Which lines in the records below contain the word "JSON"? Copy each of them.

Figure contents as structured data:
################

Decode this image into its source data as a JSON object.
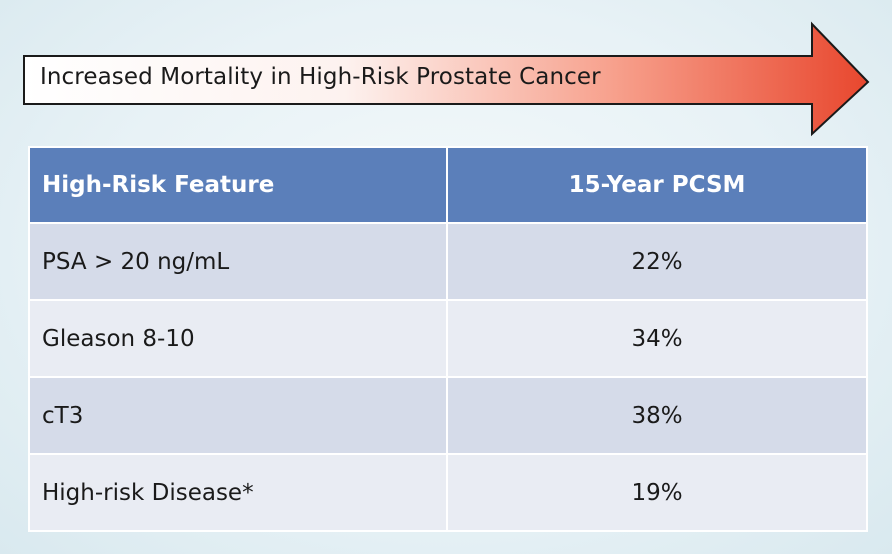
{
  "banner": {
    "text": "Increased Mortality in High-Risk Prostate Cancer",
    "gradient_start": "#ffffff",
    "gradient_end": "#e8472e"
  },
  "table": {
    "header_color": "#5b7fba",
    "headers": {
      "feature": "High-Risk Feature",
      "pcsm": "15-Year PCSM"
    },
    "rows": [
      {
        "feature": "PSA > 20 ng/mL",
        "pcsm": "22%"
      },
      {
        "feature": "Gleason 8-10",
        "pcsm": "34%"
      },
      {
        "feature": "cT3",
        "pcsm": "38%"
      },
      {
        "feature": "High-risk Disease*",
        "pcsm": "19%"
      }
    ]
  }
}
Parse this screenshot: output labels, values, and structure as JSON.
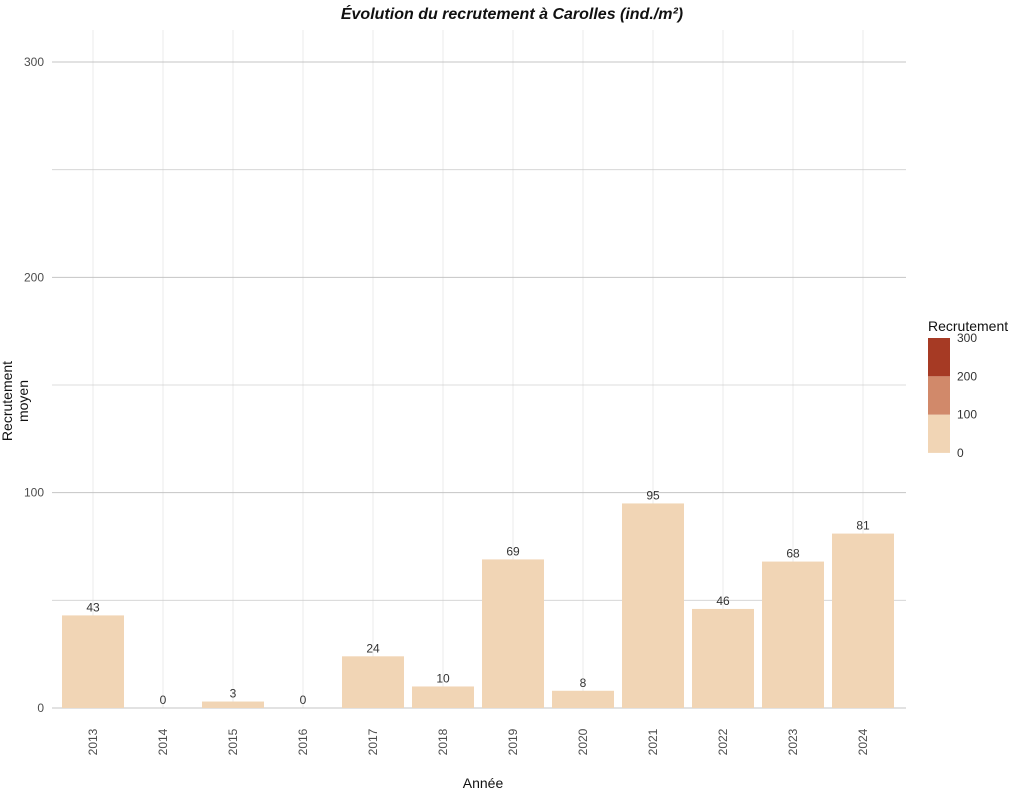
{
  "chart_data": {
    "type": "bar",
    "title": "Évolution du recrutement à Carolles (ind./m²)",
    "xlabel": "Année",
    "ylabel": "Recrutement moyen",
    "categories": [
      "2013",
      "2014",
      "2015",
      "2016",
      "2017",
      "2018",
      "2019",
      "2020",
      "2021",
      "2022",
      "2023",
      "2024"
    ],
    "values": [
      43,
      0,
      3,
      0,
      24,
      10,
      69,
      8,
      95,
      46,
      68,
      81
    ],
    "ylim": [
      0,
      300
    ],
    "yticks": [
      0,
      100,
      200,
      300
    ],
    "grid": true,
    "bar_color": "#f1d5b5",
    "legend": {
      "title": "Recrutement",
      "placement": "right",
      "bins": [
        {
          "from": 0,
          "to": 100,
          "color": "#f1d5b5"
        },
        {
          "from": 100,
          "to": 200,
          "color": "#d1896a"
        },
        {
          "from": 200,
          "to": 300,
          "color": "#a63a24"
        }
      ],
      "labels": [
        "0",
        "100",
        "200",
        "300"
      ]
    }
  }
}
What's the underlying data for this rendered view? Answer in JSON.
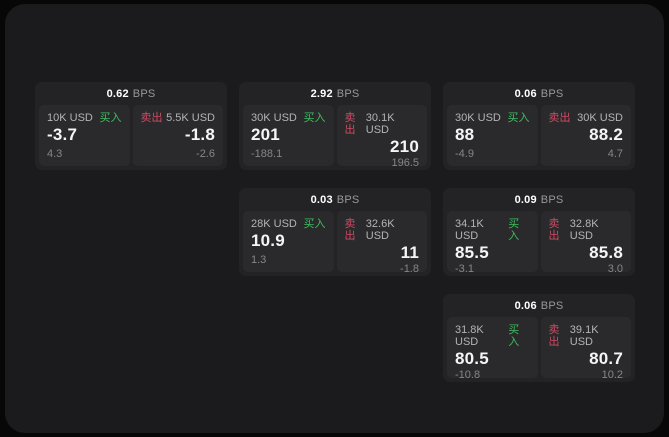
{
  "labels": {
    "bps": "BPS",
    "buy": "买入",
    "sell": "卖出"
  },
  "colors": {
    "buy_green": "#3ebd5f",
    "sell_red": "#ce4a63",
    "page_bg": "#1b1b1d",
    "card_bg": "#232325",
    "panel_bg": "#2a2a2c"
  },
  "cards": [
    {
      "bps": "0.62",
      "buy": {
        "amount": "10K USD",
        "value": "-3.7",
        "sub": "4.3"
      },
      "sell": {
        "amount": "5.5K USD",
        "value": "-1.8",
        "sub": "-2.6"
      }
    },
    {
      "bps": "2.92",
      "buy": {
        "amount": "30K USD",
        "value": "201",
        "sub": "-188.1"
      },
      "sell": {
        "amount": "30.1K USD",
        "value": "210",
        "sub": "196.5"
      }
    },
    {
      "bps": "0.06",
      "buy": {
        "amount": "30K USD",
        "value": "88",
        "sub": "-4.9"
      },
      "sell": {
        "amount": "30K USD",
        "value": "88.2",
        "sub": "4.7"
      }
    },
    {
      "bps": "0.03",
      "buy": {
        "amount": "28K USD",
        "value": "10.9",
        "sub": "1.3"
      },
      "sell": {
        "amount": "32.6K USD",
        "value": "11",
        "sub": "-1.8"
      }
    },
    {
      "bps": "0.09",
      "buy": {
        "amount": "34.1K USD",
        "value": "85.5",
        "sub": "-3.1"
      },
      "sell": {
        "amount": "32.8K USD",
        "value": "85.8",
        "sub": "3.0"
      }
    },
    {
      "bps": "0.06",
      "buy": {
        "amount": "31.8K USD",
        "value": "80.5",
        "sub": "-10.8"
      },
      "sell": {
        "amount": "39.1K USD",
        "value": "80.7",
        "sub": "10.2"
      }
    }
  ]
}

################

* _RESULT FOR THIS TASK_
Decode this image into its source data as a JSON object.
Parse this screenshot: output labels, values, and structure as JSON.
What's the underlying data for this rendered view? Answer in JSON.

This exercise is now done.